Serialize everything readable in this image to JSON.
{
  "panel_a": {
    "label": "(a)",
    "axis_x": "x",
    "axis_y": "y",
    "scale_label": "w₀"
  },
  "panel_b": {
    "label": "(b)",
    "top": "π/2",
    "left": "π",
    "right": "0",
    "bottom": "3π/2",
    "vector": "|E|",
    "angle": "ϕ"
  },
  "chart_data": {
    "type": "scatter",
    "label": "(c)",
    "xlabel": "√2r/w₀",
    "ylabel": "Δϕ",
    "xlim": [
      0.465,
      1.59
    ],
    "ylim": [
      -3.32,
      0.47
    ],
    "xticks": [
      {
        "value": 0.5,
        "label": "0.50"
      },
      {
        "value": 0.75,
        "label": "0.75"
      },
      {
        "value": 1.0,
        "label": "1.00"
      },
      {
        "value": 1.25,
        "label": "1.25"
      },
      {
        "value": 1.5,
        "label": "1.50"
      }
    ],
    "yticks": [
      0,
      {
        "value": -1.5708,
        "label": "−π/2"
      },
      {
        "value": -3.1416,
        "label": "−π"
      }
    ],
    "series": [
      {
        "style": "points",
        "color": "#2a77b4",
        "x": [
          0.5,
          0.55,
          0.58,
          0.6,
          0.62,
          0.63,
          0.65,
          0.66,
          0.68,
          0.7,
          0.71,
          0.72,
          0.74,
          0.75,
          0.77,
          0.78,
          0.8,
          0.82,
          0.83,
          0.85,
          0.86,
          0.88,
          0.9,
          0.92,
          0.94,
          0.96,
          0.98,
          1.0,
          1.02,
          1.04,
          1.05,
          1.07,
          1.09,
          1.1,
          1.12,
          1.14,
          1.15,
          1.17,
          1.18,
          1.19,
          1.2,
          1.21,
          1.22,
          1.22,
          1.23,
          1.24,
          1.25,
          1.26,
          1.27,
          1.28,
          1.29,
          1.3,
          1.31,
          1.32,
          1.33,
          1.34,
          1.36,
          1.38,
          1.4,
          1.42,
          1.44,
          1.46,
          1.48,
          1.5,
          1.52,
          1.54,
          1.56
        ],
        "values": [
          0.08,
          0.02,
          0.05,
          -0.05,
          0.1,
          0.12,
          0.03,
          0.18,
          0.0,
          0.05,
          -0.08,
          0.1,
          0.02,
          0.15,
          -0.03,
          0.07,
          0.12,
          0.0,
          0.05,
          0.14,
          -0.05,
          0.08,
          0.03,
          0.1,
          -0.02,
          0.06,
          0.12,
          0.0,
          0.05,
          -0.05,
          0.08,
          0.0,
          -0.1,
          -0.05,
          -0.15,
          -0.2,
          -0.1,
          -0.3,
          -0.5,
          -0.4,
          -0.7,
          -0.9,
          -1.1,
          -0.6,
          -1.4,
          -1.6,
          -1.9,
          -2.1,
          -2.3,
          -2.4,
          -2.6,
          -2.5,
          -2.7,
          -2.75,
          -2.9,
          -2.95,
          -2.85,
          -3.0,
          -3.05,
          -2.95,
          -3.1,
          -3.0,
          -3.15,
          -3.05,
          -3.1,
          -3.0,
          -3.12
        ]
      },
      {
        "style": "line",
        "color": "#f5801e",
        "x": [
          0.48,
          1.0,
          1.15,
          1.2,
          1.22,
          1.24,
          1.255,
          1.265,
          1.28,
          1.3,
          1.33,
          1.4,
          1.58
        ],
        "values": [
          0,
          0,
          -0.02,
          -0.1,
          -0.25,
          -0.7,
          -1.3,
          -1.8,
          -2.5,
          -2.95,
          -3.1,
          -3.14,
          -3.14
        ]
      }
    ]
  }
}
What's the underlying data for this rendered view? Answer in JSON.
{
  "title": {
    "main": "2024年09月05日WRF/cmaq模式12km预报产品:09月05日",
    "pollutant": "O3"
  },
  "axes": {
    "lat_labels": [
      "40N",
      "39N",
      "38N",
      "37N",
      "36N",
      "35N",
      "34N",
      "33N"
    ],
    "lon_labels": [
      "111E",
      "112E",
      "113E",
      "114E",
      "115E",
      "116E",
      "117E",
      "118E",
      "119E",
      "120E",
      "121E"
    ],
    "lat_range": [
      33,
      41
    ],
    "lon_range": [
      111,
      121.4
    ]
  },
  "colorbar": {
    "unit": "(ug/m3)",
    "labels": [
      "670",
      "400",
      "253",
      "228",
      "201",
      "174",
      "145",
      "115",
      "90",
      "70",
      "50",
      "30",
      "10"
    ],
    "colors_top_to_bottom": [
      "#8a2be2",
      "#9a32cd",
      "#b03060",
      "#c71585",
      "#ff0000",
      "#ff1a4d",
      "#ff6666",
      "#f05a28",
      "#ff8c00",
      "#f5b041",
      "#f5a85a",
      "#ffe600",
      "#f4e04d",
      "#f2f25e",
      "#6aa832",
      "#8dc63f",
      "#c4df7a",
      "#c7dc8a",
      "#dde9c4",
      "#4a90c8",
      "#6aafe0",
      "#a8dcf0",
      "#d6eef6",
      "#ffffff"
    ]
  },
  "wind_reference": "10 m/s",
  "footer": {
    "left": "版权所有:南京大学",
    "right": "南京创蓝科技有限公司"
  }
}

* * * * * * * * *

- AIM OF THE TASK:
Show all lines in the entries above where the string "JSON" appears.

- SOLUTION TO THE EXERCISE:
Serialize everything readable in this image to JSON.
What's the underlying data for this rendered view? Answer in JSON.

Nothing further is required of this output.